**The request**
Pick out each line of the records in which the word "caption" appears.

Figure record listings:
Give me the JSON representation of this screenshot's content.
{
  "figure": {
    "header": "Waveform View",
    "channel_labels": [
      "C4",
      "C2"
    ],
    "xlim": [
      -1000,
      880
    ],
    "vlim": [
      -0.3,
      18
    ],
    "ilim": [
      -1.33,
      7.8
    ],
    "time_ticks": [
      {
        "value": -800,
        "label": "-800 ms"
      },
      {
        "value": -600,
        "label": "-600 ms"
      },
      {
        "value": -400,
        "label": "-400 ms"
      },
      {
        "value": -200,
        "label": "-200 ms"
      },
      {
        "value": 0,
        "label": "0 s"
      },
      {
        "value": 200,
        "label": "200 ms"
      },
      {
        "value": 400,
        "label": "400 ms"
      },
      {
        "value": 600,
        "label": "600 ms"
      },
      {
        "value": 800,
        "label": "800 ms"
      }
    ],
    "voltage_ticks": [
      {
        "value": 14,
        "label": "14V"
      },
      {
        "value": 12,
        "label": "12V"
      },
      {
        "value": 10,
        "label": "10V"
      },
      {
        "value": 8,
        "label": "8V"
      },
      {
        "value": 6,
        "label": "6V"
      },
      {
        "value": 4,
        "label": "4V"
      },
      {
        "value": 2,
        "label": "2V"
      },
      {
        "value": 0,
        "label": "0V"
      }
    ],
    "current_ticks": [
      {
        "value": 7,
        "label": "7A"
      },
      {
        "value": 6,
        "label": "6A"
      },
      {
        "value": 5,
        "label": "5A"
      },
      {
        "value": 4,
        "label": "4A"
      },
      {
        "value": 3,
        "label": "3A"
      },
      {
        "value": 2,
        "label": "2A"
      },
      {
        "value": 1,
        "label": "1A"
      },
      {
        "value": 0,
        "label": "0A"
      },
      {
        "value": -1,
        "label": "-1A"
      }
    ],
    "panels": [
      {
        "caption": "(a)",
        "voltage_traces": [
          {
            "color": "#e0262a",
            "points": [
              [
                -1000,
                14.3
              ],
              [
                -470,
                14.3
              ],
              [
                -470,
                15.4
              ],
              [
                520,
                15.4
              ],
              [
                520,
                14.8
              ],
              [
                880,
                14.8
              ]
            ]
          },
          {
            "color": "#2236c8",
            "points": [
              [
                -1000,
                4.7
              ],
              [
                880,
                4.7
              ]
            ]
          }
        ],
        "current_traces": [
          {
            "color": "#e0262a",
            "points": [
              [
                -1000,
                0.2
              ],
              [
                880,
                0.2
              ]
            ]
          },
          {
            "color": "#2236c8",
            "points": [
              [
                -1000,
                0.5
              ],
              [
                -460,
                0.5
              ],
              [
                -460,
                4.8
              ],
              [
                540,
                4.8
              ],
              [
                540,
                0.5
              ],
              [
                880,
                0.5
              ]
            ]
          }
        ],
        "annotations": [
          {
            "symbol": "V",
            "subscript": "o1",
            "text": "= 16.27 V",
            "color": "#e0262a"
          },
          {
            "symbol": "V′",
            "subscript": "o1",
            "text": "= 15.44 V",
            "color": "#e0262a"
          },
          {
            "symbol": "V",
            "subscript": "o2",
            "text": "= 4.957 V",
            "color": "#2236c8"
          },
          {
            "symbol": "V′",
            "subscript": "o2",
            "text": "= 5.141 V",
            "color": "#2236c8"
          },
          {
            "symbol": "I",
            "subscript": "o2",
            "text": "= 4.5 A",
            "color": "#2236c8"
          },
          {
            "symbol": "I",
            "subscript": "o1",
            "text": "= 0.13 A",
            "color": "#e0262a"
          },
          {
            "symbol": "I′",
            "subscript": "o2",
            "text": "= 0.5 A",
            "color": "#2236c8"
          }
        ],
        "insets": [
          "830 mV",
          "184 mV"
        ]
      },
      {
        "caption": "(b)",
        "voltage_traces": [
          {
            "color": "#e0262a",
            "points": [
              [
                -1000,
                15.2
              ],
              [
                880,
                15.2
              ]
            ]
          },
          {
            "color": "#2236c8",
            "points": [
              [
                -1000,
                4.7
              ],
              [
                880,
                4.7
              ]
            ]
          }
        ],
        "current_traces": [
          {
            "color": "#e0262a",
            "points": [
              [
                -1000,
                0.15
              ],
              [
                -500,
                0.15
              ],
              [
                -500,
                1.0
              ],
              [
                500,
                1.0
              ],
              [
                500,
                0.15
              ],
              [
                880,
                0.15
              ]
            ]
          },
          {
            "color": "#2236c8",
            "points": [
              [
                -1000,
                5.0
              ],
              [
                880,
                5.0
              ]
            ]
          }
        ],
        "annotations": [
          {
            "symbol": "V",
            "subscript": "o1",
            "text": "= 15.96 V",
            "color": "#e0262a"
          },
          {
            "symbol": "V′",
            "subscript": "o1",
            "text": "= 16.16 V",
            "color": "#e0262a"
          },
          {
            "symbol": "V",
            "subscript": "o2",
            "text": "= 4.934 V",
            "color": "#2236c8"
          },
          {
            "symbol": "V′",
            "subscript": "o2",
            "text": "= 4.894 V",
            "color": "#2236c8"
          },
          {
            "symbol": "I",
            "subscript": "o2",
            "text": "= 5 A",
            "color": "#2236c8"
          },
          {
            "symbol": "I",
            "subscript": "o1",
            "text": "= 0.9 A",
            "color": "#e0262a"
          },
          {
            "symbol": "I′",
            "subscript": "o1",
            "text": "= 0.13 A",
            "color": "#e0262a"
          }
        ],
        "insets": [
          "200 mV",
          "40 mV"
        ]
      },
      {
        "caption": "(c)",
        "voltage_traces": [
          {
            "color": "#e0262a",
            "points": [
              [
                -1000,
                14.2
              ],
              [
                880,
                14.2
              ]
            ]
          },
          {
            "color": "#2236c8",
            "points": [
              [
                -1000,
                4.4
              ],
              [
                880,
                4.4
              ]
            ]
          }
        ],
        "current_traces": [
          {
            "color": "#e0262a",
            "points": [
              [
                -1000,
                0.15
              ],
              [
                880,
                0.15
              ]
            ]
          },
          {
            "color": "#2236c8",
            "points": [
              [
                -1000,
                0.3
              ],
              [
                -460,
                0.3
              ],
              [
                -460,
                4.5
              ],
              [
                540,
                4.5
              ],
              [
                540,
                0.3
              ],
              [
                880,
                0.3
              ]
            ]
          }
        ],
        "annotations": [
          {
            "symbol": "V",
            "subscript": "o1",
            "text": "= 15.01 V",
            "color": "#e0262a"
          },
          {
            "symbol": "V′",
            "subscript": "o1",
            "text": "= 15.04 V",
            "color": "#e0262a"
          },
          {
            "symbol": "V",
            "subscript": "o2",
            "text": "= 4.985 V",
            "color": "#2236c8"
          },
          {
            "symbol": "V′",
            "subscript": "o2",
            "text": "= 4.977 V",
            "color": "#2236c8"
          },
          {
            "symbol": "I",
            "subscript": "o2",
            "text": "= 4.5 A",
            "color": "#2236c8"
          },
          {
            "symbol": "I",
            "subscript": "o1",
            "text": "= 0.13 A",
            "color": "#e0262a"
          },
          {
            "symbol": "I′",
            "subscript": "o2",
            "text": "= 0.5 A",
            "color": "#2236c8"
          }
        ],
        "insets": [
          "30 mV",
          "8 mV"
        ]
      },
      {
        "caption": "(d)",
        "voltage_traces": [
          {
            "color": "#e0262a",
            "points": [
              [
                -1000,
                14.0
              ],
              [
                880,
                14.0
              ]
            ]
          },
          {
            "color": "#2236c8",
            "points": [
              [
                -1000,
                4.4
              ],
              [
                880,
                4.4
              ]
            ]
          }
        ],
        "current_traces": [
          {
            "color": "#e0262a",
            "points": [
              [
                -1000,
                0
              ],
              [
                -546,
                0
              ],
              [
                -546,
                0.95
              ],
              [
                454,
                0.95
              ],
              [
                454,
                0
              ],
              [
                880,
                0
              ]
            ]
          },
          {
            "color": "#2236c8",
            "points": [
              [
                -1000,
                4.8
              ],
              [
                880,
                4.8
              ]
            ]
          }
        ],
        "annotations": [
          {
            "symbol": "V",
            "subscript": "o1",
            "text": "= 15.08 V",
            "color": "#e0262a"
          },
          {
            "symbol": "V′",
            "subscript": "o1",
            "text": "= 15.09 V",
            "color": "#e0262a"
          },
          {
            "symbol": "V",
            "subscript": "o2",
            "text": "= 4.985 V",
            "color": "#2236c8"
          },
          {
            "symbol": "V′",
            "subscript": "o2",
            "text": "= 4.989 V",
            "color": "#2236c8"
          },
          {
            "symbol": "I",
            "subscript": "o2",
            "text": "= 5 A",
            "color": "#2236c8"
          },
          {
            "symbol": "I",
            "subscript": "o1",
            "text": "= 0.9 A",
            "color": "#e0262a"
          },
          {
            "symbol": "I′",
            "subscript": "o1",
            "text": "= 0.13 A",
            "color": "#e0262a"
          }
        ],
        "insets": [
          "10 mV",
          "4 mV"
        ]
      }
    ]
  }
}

**Answer in full**
        "caption": "(a)",
        "caption": "(b)",
        "caption": "(c)",
        "caption": "(d)",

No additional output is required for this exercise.